EXTRACTED INFORMATION
--- START ---
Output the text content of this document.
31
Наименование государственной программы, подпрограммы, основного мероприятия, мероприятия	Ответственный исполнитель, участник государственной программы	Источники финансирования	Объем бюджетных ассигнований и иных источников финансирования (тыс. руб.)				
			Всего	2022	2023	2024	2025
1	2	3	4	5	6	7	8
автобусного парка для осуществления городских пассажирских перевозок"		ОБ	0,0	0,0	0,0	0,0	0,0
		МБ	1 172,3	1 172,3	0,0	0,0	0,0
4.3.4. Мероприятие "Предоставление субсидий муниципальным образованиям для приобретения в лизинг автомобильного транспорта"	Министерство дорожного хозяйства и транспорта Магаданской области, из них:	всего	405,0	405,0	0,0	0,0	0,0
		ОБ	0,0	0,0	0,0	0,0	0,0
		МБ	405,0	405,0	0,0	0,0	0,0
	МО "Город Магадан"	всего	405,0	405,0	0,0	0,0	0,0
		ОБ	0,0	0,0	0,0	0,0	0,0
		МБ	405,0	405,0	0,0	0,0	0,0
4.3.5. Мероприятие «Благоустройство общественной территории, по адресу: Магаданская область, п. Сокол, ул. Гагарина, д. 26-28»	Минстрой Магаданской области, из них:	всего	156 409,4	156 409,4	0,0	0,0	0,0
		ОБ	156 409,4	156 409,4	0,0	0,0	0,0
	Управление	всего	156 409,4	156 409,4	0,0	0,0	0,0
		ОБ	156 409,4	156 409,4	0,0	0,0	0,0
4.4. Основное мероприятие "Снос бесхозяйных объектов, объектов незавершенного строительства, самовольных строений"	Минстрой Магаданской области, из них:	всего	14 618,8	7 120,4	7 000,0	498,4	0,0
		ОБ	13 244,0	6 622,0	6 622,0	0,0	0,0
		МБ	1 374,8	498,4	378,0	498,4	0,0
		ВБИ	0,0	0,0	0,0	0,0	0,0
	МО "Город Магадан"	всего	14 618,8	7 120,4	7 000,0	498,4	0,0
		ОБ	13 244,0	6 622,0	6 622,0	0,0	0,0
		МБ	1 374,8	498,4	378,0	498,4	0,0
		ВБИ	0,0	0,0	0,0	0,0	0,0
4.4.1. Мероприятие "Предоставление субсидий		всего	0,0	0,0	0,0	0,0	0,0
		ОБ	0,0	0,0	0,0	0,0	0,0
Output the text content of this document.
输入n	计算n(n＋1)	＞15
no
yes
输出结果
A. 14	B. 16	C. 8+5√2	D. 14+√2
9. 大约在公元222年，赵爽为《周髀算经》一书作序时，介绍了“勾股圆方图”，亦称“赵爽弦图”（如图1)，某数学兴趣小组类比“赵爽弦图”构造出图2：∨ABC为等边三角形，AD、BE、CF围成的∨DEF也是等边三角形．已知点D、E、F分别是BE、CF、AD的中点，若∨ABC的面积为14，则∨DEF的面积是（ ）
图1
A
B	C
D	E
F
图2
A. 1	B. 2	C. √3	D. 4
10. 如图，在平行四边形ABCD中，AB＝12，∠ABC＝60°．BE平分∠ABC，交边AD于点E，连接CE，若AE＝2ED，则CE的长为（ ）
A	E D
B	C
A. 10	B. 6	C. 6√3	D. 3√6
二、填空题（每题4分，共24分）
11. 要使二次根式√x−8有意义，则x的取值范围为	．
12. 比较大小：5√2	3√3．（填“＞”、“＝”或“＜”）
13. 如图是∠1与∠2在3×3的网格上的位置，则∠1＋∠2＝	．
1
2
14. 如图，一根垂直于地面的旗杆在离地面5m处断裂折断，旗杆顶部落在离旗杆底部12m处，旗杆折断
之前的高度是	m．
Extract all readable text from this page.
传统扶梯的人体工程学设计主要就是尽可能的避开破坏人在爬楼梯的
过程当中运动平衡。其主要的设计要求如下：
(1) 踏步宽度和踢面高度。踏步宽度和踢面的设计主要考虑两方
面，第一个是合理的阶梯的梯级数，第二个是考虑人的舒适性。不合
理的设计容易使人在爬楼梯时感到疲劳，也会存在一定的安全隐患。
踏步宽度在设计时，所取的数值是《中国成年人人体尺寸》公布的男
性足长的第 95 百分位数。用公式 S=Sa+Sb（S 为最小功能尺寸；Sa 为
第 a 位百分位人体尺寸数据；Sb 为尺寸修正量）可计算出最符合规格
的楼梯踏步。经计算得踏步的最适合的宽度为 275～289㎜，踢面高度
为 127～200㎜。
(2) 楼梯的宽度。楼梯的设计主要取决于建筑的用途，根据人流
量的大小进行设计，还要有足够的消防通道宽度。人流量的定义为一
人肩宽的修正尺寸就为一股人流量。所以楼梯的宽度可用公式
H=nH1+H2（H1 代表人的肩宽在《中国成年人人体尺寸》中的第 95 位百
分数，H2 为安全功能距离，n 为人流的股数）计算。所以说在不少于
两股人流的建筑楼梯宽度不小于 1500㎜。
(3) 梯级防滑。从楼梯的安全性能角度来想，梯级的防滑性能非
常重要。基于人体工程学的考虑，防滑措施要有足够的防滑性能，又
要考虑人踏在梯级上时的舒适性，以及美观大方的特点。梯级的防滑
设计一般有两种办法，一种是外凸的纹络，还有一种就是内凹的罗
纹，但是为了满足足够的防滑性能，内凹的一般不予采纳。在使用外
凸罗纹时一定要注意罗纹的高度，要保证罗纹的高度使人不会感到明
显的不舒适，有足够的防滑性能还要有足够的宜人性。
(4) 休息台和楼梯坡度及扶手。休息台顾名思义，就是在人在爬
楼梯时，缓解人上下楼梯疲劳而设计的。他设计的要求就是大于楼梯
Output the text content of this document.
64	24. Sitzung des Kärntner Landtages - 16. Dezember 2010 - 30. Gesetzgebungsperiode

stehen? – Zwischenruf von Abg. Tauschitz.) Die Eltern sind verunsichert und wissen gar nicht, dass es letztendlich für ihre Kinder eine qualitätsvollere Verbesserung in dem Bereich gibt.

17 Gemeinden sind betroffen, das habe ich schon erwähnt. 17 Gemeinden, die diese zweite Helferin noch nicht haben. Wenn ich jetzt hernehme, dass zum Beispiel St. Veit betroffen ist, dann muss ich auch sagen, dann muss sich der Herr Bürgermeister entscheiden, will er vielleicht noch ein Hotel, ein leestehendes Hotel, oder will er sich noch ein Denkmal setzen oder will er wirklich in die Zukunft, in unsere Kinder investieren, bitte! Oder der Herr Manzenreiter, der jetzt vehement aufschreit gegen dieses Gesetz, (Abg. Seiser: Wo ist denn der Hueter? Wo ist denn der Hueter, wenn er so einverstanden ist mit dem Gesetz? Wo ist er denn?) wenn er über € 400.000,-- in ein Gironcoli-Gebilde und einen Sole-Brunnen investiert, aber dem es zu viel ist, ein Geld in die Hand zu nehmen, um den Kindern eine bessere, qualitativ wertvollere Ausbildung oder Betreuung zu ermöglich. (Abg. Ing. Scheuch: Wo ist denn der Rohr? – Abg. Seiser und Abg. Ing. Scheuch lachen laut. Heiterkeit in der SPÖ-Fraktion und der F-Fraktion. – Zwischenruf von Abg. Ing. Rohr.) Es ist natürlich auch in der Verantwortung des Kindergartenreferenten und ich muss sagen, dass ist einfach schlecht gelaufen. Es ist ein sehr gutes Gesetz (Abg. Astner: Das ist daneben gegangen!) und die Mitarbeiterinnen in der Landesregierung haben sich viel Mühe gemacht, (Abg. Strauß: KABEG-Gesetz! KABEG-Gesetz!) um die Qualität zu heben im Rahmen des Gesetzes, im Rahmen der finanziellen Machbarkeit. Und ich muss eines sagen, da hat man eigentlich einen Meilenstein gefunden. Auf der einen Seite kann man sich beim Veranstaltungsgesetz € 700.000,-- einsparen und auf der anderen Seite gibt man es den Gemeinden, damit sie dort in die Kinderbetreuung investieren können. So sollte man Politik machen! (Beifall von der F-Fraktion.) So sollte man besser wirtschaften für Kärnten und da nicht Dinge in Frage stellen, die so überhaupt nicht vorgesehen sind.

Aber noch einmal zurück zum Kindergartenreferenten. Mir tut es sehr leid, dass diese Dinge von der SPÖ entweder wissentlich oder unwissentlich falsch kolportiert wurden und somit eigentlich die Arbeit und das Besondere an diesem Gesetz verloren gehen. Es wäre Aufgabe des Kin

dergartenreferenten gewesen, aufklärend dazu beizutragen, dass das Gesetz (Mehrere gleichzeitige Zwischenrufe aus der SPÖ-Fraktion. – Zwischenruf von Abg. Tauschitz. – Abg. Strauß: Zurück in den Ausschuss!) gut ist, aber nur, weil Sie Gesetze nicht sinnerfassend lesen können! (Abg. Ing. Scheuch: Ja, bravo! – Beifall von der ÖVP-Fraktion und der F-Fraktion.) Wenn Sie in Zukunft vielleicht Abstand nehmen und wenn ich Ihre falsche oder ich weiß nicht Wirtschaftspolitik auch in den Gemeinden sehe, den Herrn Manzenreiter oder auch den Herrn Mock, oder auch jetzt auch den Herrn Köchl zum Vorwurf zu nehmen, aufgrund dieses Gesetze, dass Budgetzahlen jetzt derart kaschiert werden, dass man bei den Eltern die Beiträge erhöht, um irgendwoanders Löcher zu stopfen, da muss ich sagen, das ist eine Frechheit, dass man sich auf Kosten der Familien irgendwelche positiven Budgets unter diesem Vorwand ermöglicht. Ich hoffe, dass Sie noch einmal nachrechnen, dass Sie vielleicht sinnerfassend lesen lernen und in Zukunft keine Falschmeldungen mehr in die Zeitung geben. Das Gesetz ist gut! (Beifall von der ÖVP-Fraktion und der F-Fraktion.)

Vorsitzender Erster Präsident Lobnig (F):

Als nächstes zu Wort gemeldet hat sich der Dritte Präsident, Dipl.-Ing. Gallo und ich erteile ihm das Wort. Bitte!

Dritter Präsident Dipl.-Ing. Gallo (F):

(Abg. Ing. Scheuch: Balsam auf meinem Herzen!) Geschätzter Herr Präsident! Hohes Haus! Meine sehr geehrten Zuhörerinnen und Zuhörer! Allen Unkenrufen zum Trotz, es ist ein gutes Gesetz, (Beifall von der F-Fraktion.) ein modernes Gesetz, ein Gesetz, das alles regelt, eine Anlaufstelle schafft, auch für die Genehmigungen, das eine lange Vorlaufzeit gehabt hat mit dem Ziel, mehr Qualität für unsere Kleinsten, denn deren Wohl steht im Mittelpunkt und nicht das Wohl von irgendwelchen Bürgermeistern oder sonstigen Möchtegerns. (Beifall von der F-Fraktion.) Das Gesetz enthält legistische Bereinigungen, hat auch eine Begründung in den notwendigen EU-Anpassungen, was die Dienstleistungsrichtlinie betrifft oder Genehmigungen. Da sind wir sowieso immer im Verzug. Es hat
--- END ---
Copy each line that contains the word "Минстрой".

ANSWER TO THE EXERCISE
4.3.5. Мероприятие «Благоустройство общественной территории, по адресу: Магаданская область, п. Сокол, ул. Гагарина, д. 26-28»	Минстрой Магаданской области, из них:	всего	156 409,4	156 409,4	0,0	0,0	0,0
4.4. Основное мероприятие "Снос бесхозяйных объектов, объектов незавершенного строительства, самовольных строений"	Минстрой Магаданской области, из них:	всего	14 618,8	7 120,4	7 000,0	498,4	0,0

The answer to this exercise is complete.